WHAT TO DO ->
Where a line in the listing below contains the word "deletions", copy that line.

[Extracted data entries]
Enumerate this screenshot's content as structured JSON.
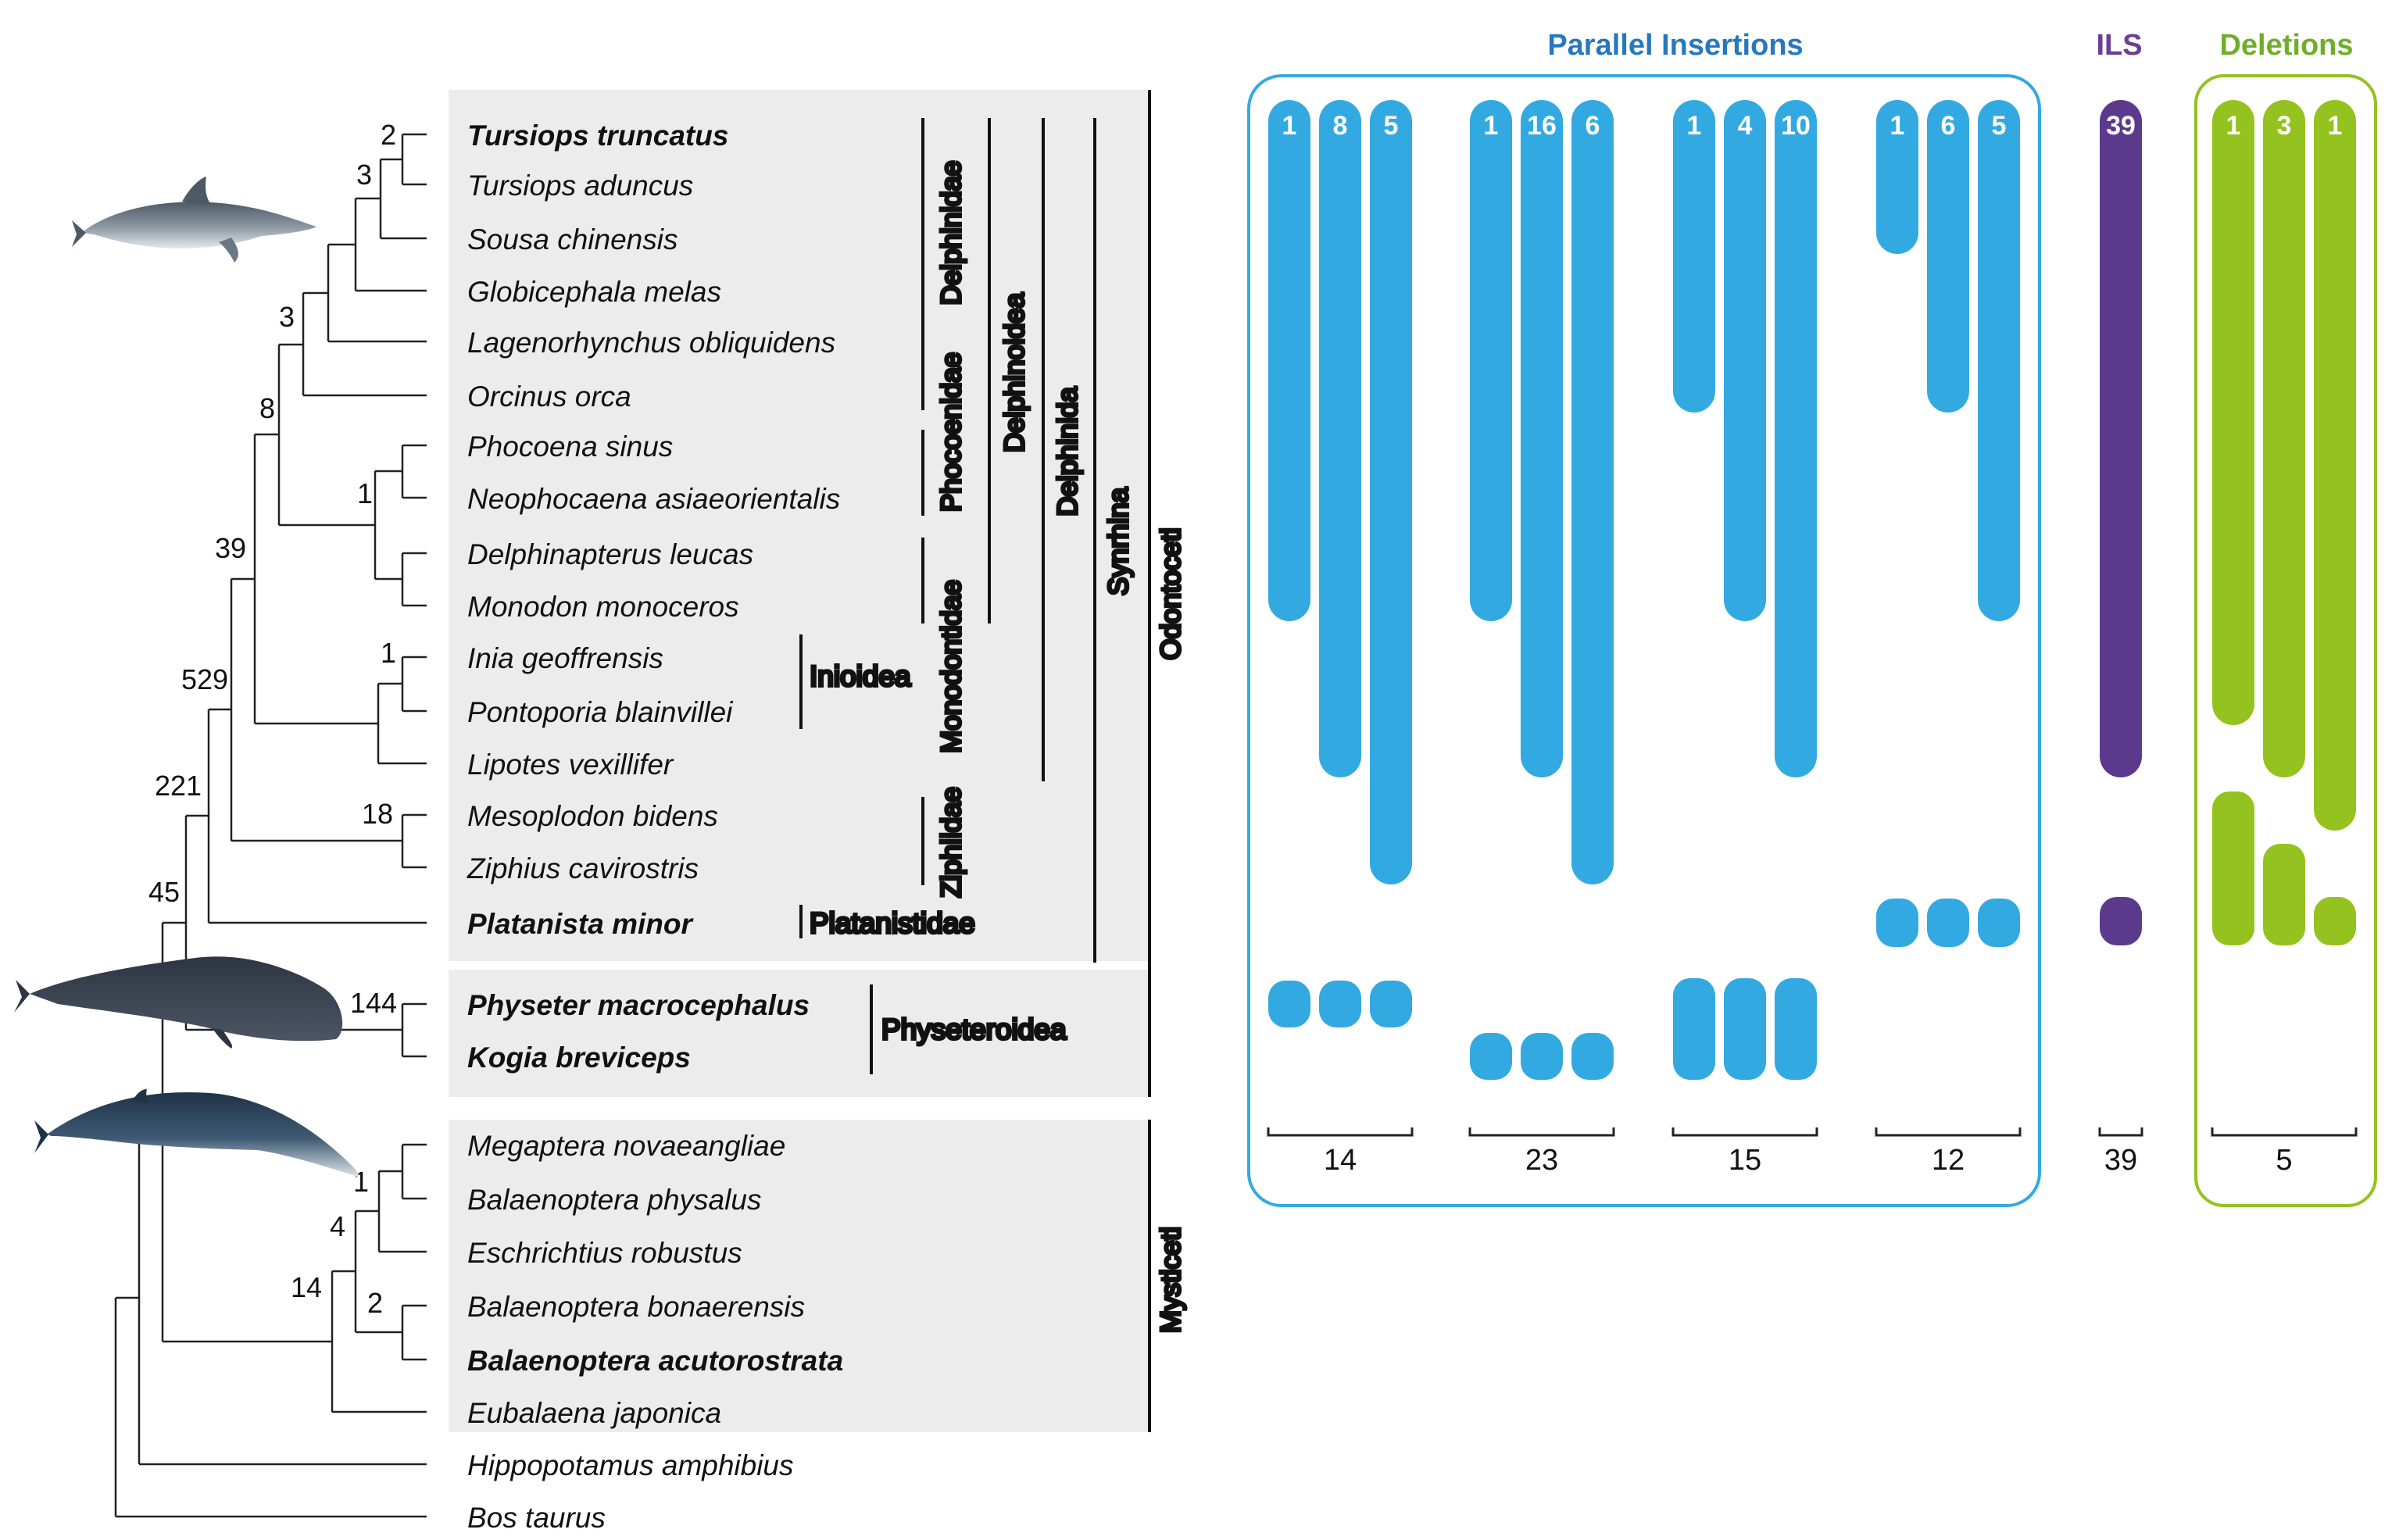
{
  "colors": {
    "insertions": "#33a9e1",
    "ils": "#5b3a8e",
    "deletions": "#94c21f",
    "panel": "#ececec",
    "tree": "#222222"
  },
  "species": [
    {
      "name": "Tursiops truncatus",
      "bold": true
    },
    {
      "name": "Tursiops aduncus",
      "bold": false
    },
    {
      "name": "Sousa chinensis",
      "bold": false
    },
    {
      "name": "Globicephala melas",
      "bold": false
    },
    {
      "name": "Lagenorhynchus obliquidens",
      "bold": false
    },
    {
      "name": "Orcinus orca",
      "bold": false
    },
    {
      "name": "Phocoena sinus",
      "bold": false
    },
    {
      "name": "Neophocaena asiaeorientalis",
      "bold": false
    },
    {
      "name": "Delphinapterus leucas",
      "bold": false
    },
    {
      "name": "Monodon monoceros",
      "bold": false
    },
    {
      "name": "Inia geoffrensis",
      "bold": false
    },
    {
      "name": "Pontoporia blainvillei",
      "bold": false
    },
    {
      "name": "Lipotes vexillifer",
      "bold": false
    },
    {
      "name": "Mesoplodon bidens",
      "bold": false
    },
    {
      "name": "Ziphius cavirostris",
      "bold": false
    },
    {
      "name": "Platanista minor",
      "bold": true
    },
    {
      "name": "Physeter macrocephalus",
      "bold": true
    },
    {
      "name": "Kogia breviceps",
      "bold": true
    },
    {
      "name": "Megaptera novaeangliae",
      "bold": false
    },
    {
      "name": "Balaenoptera physalus",
      "bold": false
    },
    {
      "name": "Eschrichtius robustus",
      "bold": false
    },
    {
      "name": "Balaenoptera bonaerensis",
      "bold": false
    },
    {
      "name": "Balaenoptera acutorostrata",
      "bold": true
    },
    {
      "name": "Eubalaena japonica",
      "bold": false
    },
    {
      "name": "Hippopotamus amphibius",
      "bold": false
    },
    {
      "name": "Bos taurus",
      "bold": false
    }
  ],
  "node_support": [
    "2",
    "3",
    "3",
    "8",
    "1",
    "39",
    "1",
    "529",
    "18",
    "221",
    "45",
    "144",
    "1",
    "4",
    "2",
    "14"
  ],
  "family_labels": {
    "delphinidae": "Delphinidae",
    "phocoenidae": "Phocoenidae",
    "monodontidae": "Monodontidae",
    "ziphiidae": "Ziphiidae",
    "inioidea": "Inioidea",
    "platanistidae": "Platanistidae",
    "physeteroidea": "Physeteroidea",
    "delphinoidea": "Delphinoidea",
    "delphinida": "Delphinida",
    "synrhina": "Synrhina",
    "odontoceti": "Odontoceti",
    "mysticeti": "Mysticeti"
  },
  "sections": {
    "parallel_insertions": "Parallel Insertions",
    "ils": "ILS",
    "deletions": "Deletions"
  },
  "insertion_groups": [
    {
      "total": "14",
      "bars": [
        "1",
        "8",
        "5"
      ]
    },
    {
      "total": "23",
      "bars": [
        "1",
        "16",
        "6"
      ]
    },
    {
      "total": "15",
      "bars": [
        "1",
        "4",
        "10"
      ]
    },
    {
      "total": "12",
      "bars": [
        "1",
        "6",
        "5"
      ]
    }
  ],
  "ils_group": {
    "total": "39",
    "bars": [
      "39"
    ]
  },
  "deletion_group": {
    "total": "5",
    "bars": [
      "1",
      "3",
      "1"
    ]
  },
  "animals": [
    "bottlenose-dolphin",
    "sperm-whale",
    "minke-whale"
  ]
}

RESPONSE ->
    "deletions": "#94c21f",
    "deletions": "Deletions"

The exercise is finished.